■ TASK TO CARRY OUT
Search the listing for the string "influence" and copy every line that contains it.

┌──

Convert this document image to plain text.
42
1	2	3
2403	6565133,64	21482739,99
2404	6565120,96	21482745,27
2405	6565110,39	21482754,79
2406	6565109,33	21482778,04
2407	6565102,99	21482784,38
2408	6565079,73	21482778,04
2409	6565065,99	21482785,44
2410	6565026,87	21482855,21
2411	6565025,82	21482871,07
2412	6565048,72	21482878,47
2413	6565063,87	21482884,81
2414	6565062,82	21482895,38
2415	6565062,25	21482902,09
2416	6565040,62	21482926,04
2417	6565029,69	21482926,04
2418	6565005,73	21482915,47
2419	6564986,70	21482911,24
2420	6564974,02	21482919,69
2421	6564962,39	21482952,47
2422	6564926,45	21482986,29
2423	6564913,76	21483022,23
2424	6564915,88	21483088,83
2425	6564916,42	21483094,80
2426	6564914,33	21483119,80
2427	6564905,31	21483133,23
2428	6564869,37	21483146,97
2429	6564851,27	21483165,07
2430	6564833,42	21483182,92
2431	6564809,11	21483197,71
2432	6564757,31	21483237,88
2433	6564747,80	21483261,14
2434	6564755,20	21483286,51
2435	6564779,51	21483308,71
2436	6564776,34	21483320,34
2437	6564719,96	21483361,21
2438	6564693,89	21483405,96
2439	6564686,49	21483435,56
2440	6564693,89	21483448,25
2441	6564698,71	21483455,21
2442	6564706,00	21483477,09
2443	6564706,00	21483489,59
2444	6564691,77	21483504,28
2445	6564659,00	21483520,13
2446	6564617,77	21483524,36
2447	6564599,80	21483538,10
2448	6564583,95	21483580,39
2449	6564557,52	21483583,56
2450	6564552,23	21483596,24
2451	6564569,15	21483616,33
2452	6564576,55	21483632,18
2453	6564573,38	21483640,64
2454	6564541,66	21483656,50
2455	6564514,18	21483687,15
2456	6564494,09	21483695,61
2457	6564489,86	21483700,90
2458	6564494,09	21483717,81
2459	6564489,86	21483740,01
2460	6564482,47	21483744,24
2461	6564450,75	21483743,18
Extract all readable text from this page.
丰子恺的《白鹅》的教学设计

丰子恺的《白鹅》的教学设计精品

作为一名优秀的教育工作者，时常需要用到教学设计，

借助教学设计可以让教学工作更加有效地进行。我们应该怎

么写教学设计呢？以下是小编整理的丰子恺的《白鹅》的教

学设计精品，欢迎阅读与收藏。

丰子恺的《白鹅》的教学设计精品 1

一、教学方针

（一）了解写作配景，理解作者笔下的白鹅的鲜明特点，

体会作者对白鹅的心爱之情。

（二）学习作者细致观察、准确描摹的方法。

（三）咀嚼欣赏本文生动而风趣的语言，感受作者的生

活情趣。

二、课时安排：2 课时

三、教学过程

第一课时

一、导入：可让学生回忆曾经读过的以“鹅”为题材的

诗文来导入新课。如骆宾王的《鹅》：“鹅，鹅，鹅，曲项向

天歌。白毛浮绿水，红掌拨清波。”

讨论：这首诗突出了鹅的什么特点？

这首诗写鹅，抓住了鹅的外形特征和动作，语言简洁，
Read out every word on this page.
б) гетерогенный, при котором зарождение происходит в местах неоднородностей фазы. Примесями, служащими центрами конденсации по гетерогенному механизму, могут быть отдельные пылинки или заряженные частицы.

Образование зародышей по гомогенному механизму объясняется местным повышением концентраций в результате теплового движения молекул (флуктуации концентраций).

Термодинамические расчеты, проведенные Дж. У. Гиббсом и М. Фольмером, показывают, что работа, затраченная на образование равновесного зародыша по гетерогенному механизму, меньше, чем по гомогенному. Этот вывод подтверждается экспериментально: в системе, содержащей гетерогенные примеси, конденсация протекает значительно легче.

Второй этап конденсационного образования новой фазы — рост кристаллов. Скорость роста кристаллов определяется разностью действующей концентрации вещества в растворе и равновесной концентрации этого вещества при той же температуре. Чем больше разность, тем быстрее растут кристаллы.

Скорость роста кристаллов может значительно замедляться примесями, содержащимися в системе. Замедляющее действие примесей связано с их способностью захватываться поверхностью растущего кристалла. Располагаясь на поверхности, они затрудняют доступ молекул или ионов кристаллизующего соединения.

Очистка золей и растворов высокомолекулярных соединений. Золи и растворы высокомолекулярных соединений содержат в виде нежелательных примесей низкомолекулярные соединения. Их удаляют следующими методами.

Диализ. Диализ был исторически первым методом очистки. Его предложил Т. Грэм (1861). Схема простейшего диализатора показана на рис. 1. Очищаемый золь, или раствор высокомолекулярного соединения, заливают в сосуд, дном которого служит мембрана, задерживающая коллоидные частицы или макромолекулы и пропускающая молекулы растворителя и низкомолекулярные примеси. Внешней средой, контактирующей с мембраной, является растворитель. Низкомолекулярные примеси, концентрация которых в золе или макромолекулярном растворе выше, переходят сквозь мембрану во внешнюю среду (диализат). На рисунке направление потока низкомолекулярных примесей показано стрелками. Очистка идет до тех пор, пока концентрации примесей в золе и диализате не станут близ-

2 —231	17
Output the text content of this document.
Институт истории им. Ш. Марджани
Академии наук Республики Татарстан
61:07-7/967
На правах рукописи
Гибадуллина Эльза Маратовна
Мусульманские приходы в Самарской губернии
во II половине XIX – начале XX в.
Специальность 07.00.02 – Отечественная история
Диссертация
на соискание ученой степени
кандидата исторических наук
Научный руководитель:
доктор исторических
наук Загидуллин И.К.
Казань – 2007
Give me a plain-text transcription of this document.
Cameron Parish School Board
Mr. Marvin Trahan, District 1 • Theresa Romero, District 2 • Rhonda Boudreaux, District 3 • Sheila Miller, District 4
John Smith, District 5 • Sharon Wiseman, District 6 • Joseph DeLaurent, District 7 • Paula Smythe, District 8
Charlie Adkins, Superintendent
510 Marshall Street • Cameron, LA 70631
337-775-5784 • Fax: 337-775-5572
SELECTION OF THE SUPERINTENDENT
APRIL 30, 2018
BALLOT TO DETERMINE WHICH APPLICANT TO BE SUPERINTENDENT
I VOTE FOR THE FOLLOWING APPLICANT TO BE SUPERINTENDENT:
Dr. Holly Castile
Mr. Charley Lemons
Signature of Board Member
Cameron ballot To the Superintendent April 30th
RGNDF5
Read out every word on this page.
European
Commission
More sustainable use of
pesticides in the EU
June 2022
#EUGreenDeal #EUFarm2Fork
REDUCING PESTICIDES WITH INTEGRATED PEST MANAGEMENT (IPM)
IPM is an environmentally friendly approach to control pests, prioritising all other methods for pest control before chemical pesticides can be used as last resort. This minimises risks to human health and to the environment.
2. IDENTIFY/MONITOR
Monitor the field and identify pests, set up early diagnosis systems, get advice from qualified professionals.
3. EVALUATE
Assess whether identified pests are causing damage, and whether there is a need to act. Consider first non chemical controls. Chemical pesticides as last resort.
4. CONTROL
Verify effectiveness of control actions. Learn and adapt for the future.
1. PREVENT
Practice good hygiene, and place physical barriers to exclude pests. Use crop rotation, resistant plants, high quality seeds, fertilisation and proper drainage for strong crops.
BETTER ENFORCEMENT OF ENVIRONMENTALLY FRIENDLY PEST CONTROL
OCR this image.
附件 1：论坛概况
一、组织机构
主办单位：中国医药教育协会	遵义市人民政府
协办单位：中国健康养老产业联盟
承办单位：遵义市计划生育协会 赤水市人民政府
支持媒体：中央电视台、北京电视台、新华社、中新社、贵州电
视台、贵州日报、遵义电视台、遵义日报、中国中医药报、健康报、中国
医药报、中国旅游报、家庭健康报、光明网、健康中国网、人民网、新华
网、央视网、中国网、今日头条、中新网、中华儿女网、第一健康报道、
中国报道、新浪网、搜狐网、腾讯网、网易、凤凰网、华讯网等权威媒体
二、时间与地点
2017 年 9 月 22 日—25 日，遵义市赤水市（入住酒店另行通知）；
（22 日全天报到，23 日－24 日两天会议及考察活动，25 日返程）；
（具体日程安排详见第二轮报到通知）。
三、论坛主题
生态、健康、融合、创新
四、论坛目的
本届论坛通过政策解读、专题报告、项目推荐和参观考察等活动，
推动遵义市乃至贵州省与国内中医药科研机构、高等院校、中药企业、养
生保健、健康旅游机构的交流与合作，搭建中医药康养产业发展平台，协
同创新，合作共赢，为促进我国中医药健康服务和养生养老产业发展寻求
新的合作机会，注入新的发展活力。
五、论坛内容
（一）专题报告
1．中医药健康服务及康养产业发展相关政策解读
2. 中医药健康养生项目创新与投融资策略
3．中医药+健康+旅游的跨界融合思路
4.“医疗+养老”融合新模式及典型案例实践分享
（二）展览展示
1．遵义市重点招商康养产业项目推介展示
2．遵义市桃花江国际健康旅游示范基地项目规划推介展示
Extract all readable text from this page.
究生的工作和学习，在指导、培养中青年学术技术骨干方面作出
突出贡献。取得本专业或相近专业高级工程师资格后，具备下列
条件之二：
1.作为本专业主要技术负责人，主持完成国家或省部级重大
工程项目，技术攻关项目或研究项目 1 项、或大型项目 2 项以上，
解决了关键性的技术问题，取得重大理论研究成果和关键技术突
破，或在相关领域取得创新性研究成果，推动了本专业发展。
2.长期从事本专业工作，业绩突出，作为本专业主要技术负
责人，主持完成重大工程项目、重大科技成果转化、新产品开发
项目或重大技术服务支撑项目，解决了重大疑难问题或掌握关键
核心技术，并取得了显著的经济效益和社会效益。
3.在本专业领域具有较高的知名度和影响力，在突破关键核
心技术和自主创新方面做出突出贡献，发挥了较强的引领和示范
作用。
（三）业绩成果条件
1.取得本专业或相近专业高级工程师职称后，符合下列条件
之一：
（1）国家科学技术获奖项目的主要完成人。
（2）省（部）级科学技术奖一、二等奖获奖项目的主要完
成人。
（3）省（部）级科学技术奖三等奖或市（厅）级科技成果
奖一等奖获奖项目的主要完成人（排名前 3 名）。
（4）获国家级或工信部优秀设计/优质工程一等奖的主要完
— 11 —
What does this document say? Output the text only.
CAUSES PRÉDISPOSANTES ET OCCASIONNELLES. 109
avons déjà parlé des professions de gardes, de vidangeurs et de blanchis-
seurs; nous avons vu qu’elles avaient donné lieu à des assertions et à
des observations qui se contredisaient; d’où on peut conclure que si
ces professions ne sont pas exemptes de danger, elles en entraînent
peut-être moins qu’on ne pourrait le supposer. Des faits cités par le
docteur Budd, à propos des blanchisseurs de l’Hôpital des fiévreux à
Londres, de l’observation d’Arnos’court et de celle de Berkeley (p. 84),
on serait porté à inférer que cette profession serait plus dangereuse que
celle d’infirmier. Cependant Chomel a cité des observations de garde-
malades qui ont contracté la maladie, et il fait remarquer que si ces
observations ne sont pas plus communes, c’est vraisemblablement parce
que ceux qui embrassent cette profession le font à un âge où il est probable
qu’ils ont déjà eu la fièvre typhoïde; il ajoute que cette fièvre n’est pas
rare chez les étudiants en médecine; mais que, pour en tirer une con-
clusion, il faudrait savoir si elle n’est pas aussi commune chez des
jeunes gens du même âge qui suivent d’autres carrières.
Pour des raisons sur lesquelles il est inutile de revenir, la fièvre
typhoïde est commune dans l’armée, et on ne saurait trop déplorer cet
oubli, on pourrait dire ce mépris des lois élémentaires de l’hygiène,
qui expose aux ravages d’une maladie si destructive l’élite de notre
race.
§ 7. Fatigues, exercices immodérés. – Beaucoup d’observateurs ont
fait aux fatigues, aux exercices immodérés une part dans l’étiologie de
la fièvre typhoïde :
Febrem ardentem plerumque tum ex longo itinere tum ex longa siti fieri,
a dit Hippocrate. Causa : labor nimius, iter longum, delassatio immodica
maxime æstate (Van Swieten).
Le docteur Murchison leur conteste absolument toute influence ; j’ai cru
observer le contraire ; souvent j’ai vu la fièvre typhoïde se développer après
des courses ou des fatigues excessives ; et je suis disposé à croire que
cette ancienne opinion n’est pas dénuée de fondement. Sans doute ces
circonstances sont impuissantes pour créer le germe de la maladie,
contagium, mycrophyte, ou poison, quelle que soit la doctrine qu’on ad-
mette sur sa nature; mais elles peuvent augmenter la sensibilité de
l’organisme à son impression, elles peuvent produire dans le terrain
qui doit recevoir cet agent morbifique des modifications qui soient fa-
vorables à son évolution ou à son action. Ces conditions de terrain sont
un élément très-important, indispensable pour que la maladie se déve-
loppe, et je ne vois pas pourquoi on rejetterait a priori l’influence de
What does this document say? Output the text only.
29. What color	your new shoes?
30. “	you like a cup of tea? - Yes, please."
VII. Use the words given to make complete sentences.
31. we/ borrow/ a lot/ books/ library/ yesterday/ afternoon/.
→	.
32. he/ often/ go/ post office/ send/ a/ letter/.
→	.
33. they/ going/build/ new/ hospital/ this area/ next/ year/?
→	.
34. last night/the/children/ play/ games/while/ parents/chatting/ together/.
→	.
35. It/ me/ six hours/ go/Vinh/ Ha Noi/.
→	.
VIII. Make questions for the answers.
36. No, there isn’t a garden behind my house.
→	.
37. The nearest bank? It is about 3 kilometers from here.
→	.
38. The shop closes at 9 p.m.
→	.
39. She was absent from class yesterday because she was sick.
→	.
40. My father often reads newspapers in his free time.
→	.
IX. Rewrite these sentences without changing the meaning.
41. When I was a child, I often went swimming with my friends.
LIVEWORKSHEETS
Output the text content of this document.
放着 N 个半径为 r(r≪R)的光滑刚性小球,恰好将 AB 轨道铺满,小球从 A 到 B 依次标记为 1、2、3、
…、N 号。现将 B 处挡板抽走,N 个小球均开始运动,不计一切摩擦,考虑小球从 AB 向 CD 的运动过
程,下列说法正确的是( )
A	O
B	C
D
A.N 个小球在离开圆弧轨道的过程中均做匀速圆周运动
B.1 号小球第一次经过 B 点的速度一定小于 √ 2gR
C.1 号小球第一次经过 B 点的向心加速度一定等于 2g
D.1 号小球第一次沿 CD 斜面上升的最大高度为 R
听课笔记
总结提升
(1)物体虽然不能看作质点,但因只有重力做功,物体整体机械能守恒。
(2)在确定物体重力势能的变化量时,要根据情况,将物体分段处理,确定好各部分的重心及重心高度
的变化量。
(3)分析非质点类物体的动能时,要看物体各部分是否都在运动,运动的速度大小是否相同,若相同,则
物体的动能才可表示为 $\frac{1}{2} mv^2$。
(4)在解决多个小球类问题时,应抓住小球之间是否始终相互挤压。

└──

■ ANSWER FOR THE TASK
Le docteur Murchison leur conteste absolument toute influence ; j’ai cru
loppe, et je ne vois pas pourquoi on rejetterait a priori l’influence de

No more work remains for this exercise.